Single out the lines that include the word "Alumni". Copy them.

■ ■ ■ ■ ■

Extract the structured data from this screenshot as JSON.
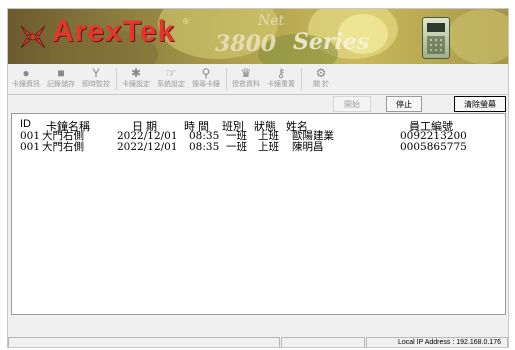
{
  "banner": {
    "brand": "ArexTek",
    "registered": "®",
    "model": "3800",
    "model_suffix": "Net",
    "series": "Series"
  },
  "toolbar": {
    "items": [
      {
        "icon": "●",
        "label": "卡鐘資訊"
      },
      {
        "icon": "■",
        "label": "記錄儲存"
      },
      {
        "icon": "Y",
        "label": "即時監控"
      },
      {
        "icon": "✱",
        "label": "卡鐘設定"
      },
      {
        "icon": "☞",
        "label": "系統設定"
      },
      {
        "icon": "⚲",
        "label": "搜尋卡鐘"
      },
      {
        "icon": "♛",
        "label": "授救資料"
      },
      {
        "icon": "⚷",
        "label": "卡鐘重置"
      },
      {
        "icon": "⚙",
        "label": "關 於"
      }
    ]
  },
  "controls": {
    "open": "開始",
    "stop": "停止",
    "clear": "清除螢幕"
  },
  "table": {
    "columns": {
      "id": "ID",
      "name": "卡鐘名稱",
      "date": "日 期",
      "time": "時 間",
      "shift": "班別",
      "status": "狀態",
      "person": "姓名",
      "employee": "員工編號"
    },
    "rows": [
      {
        "id": "001",
        "name": "大門右側",
        "date": "2022/12/01",
        "time": "08:35",
        "shift": "一班",
        "status": "上班",
        "person": "歐陽建業",
        "employee": "0092213200"
      },
      {
        "id": "001",
        "name": "大門右側",
        "date": "2022/12/01",
        "time": "08:35",
        "shift": "一班",
        "status": "上班",
        "person": "陳明昌",
        "employee": "0005865775"
      }
    ]
  },
  "statusbar": {
    "ip": "Local IP Address : 192.168.0.176"
  }
}
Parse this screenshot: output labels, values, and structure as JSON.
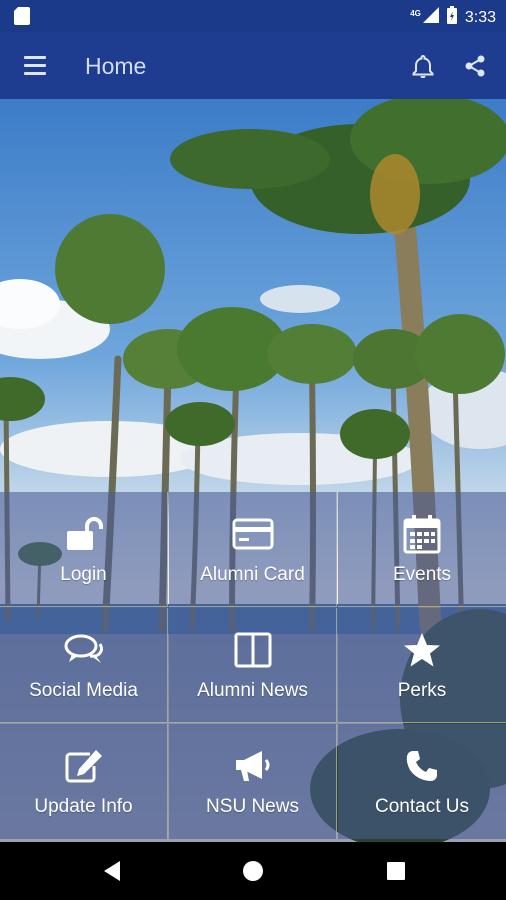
{
  "status_bar": {
    "network": "4G",
    "time": "3:33"
  },
  "app_bar": {
    "title": "Home"
  },
  "tiles": [
    {
      "label": "Login",
      "icon": "unlock-icon"
    },
    {
      "label": "Alumni Card",
      "icon": "card-icon"
    },
    {
      "label": "Events",
      "icon": "calendar-icon"
    },
    {
      "label": "Social Media",
      "icon": "chat-icon"
    },
    {
      "label": "Alumni News",
      "icon": "newspaper-icon"
    },
    {
      "label": "Perks",
      "icon": "star-icon"
    },
    {
      "label": "Update Info",
      "icon": "edit-icon"
    },
    {
      "label": "NSU News",
      "icon": "megaphone-icon"
    },
    {
      "label": "Contact Us",
      "icon": "phone-icon"
    }
  ],
  "colors": {
    "app_bar": "#1f3d90",
    "status_bar": "#1b3a8a",
    "tile_overlay": "#485c96"
  }
}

■ ■ ■ ■ ■

- _Correct result_
      "label": "Alumni Card",
      "label": "Alumni News",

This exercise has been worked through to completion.